- _MATERIAL FOR THIS TASK_:
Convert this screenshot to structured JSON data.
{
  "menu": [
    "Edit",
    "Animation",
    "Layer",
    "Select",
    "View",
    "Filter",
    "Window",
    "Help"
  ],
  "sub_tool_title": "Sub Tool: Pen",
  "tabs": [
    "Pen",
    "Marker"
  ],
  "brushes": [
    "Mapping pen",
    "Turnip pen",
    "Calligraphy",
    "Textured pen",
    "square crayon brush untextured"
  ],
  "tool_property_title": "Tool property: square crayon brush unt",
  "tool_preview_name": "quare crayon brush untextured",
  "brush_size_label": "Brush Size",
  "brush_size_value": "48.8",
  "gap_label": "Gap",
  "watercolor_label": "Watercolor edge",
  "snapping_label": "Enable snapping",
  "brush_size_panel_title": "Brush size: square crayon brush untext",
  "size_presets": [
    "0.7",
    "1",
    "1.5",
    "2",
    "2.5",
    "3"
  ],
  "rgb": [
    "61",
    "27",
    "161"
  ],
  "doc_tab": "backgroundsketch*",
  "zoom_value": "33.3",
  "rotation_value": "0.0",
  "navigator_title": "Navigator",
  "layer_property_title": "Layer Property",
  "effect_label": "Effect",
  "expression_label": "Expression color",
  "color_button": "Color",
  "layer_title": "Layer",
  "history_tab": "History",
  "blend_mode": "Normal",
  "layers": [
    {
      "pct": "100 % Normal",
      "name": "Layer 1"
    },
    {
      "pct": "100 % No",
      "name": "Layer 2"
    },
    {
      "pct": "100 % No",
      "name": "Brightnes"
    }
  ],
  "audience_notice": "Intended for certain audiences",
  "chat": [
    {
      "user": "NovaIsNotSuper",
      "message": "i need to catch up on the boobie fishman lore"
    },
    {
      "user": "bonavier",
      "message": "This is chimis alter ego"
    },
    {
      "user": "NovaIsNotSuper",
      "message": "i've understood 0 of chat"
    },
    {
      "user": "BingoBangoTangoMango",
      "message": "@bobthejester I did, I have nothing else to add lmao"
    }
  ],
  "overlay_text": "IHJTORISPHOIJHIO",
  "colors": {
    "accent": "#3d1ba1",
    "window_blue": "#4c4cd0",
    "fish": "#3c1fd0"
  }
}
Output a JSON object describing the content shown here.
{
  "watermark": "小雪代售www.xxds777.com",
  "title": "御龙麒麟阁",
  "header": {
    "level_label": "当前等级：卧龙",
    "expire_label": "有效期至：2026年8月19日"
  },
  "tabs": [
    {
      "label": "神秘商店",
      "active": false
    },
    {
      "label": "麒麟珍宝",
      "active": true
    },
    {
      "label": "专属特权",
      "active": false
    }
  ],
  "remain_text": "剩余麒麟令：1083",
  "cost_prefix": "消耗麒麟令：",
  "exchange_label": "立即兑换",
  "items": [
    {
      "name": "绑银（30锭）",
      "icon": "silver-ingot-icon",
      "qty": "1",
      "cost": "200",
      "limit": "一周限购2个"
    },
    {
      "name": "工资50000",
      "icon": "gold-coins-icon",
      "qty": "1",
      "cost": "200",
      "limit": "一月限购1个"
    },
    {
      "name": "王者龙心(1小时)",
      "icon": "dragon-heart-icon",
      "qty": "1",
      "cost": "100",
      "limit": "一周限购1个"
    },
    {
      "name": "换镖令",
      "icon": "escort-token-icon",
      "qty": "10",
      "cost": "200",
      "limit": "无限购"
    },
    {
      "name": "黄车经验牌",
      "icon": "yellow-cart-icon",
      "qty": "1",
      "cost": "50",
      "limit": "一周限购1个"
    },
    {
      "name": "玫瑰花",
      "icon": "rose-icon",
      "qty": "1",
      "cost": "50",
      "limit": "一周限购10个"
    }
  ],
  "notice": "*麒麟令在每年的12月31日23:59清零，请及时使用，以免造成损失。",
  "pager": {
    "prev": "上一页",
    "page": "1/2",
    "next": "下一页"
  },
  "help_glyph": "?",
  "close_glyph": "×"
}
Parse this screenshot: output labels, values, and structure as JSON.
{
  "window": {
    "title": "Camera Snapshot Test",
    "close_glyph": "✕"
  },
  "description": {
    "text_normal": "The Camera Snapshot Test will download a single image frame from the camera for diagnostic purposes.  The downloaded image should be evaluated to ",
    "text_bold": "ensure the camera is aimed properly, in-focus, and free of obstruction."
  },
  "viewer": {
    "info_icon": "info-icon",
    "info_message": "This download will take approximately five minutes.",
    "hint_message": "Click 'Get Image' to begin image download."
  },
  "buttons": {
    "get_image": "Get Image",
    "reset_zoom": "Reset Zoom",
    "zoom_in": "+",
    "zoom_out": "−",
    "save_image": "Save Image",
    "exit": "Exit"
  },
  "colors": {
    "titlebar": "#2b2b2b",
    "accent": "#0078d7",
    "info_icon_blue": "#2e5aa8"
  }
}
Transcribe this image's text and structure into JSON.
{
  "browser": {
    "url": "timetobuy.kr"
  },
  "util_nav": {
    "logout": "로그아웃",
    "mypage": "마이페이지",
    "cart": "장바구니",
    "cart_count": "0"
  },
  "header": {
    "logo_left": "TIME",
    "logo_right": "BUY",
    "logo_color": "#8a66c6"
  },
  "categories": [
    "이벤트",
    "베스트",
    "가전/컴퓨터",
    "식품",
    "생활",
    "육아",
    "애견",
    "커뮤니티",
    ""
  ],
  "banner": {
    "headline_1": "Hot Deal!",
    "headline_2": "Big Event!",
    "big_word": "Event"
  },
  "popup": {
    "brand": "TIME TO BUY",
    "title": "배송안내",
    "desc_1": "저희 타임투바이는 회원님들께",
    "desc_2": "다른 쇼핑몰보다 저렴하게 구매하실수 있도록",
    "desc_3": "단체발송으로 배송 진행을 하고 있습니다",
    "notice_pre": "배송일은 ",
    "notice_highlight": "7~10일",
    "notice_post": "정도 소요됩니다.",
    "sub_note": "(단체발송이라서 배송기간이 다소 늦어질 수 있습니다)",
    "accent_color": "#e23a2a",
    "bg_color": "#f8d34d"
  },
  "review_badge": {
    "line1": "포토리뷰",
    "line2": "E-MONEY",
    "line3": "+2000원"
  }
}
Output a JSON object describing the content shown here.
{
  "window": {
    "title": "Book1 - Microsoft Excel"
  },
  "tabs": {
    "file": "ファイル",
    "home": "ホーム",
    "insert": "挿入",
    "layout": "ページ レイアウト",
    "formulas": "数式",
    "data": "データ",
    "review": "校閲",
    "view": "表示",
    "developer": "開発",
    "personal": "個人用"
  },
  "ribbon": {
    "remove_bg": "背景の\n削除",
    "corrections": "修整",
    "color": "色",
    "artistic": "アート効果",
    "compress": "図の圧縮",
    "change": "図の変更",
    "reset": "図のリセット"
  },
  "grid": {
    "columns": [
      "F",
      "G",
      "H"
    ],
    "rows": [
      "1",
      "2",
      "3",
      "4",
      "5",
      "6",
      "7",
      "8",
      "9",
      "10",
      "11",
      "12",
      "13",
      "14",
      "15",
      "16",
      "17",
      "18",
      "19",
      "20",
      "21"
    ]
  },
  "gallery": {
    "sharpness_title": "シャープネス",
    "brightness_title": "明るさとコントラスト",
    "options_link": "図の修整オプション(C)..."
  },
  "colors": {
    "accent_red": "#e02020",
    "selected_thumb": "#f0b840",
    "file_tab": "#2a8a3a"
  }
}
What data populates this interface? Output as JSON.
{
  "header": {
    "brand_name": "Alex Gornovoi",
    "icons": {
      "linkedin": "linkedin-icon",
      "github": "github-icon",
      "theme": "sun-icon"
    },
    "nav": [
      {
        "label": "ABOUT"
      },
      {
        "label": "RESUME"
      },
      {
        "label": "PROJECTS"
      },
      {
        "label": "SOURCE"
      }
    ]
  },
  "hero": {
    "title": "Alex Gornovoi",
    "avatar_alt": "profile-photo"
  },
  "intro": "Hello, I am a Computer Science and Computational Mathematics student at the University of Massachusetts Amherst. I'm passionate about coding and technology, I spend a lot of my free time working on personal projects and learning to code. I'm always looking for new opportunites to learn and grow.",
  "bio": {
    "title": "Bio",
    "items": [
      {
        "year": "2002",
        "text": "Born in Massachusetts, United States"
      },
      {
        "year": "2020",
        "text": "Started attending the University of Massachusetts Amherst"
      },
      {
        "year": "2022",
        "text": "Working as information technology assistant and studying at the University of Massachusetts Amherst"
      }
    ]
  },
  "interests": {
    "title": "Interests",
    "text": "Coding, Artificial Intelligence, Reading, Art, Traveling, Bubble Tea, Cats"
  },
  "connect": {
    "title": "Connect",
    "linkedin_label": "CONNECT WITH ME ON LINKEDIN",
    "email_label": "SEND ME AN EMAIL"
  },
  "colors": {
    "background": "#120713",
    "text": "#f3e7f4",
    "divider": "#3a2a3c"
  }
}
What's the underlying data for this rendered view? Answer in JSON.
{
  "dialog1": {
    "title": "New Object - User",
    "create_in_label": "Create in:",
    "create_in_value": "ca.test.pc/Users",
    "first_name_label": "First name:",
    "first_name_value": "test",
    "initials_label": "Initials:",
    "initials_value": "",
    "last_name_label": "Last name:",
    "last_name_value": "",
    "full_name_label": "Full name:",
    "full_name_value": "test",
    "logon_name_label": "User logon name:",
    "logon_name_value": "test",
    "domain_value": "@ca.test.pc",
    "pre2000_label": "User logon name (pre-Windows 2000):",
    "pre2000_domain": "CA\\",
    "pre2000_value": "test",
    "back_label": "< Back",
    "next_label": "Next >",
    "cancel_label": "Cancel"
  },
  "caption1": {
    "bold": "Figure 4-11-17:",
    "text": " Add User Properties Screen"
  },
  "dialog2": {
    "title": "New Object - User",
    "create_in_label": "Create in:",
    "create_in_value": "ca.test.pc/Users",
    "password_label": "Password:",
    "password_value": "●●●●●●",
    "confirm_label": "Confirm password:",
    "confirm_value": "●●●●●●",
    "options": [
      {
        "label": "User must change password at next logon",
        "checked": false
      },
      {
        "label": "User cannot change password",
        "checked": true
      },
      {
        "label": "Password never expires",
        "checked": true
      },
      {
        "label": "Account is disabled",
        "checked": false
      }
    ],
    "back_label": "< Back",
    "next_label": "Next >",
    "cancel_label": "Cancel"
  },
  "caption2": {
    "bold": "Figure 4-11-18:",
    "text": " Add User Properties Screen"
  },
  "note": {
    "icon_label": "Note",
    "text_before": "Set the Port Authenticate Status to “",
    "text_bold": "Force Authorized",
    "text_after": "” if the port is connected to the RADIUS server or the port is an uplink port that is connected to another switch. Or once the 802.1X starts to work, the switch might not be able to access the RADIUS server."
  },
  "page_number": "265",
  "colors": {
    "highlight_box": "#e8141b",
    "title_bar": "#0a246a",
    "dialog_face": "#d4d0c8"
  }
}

- _PROMPT_: Report how many lines of the data contain the word "Alex", using the number alone.

- _RESPONSE TO THIS TASK_: 2